■ What you will do: Please restate the following records word for word.

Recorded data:
● ● ● ●
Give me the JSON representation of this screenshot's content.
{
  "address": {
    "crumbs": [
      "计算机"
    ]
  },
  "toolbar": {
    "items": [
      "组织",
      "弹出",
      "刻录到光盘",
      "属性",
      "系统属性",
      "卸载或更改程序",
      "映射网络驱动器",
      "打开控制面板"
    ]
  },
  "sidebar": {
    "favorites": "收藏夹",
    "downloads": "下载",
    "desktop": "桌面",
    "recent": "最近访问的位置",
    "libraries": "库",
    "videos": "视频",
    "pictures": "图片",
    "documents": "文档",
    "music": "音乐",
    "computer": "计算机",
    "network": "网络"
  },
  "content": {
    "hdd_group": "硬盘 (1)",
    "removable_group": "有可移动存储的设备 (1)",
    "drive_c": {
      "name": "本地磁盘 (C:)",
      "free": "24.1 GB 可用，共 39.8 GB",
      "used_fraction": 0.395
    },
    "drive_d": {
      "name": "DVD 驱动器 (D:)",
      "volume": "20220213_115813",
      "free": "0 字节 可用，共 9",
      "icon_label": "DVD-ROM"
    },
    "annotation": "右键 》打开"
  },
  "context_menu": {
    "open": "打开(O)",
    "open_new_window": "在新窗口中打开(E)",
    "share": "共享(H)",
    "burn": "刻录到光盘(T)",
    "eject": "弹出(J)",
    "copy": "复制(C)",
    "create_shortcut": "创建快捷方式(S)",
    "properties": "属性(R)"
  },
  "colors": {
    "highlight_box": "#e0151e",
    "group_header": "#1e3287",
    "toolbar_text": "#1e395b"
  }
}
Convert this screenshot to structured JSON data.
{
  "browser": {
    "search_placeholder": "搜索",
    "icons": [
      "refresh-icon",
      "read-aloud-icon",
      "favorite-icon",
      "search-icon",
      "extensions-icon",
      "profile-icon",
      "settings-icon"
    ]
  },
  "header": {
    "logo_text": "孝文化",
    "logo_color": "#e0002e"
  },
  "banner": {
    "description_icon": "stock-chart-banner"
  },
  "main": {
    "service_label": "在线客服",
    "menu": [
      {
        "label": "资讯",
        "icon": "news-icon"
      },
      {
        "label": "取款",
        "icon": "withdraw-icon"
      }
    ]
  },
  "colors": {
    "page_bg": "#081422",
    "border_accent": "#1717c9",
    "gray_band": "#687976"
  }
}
● ● ● ●
■ Response below:
Give me the JSON representation of this screenshot's content.
{
  "address": {
    "crumbs": [
      "计算机"
    ]
  },
  "toolbar": {
    "items": [
      "组织",
      "弹出",
      "刻录到光盘",
      "属性",
      "系统属性",
      "卸载或更改程序",
      "映射网络驱动器",
      "打开控制面板"
    ]
  },
  "sidebar": {
    "favorites": "收藏夹",
    "downloads": "下载",
    "desktop": "桌面",
    "recent": "最近访问的位置",
    "libraries": "库",
    "videos": "视频",
    "pictures": "图片",
    "documents": "文档",
    "music": "音乐",
    "computer": "计算机",
    "network": "网络"
  },
  "content": {
    "hdd_group": "硬盘 (1)",
    "removable_group": "有可移动存储的设备 (1)",
    "drive_c": {
      "name": "本地磁盘 (C:)",
      "free": "24.1 GB 可用，共 39.8 GB",
      "used_fraction": 0.395
    },
    "drive_d": {
      "name": "DVD 驱动器 (D:)",
      "volume": "20220213_115813",
      "free": "0 字节 可用，共 9",
      "icon_label": "DVD-ROM"
    },
    "annotation": "右键 》打开"
  },
  "context_menu": {
    "open": "打开(O)",
    "open_new_window": "在新窗口中打开(E)",
    "share": "共享(H)",
    "burn": "刻录到光盘(T)",
    "eject": "弹出(J)",
    "copy": "复制(C)",
    "create_shortcut": "创建快捷方式(S)",
    "properties": "属性(R)"
  },
  "colors": {
    "highlight_box": "#e0151e",
    "group_header": "#1e3287",
    "toolbar_text": "#1e395b"
  }
}
Convert this screenshot to structured JSON data.
{
  "browser": {
    "search_placeholder": "搜索",
    "icons": [
      "refresh-icon",
      "read-aloud-icon",
      "favorite-icon",
      "search-icon",
      "extensions-icon",
      "profile-icon",
      "settings-icon"
    ]
  },
  "header": {
    "logo_text": "孝文化",
    "logo_color": "#e0002e"
  },
  "banner": {
    "description_icon": "stock-chart-banner"
  },
  "main": {
    "service_label": "在线客服",
    "menu": [
      {
        "label": "资讯",
        "icon": "news-icon"
      },
      {
        "label": "取款",
        "icon": "withdraw-icon"
      }
    ]
  },
  "colors": {
    "page_bg": "#081422",
    "border_accent": "#1717c9",
    "gray_band": "#687976"
  }
}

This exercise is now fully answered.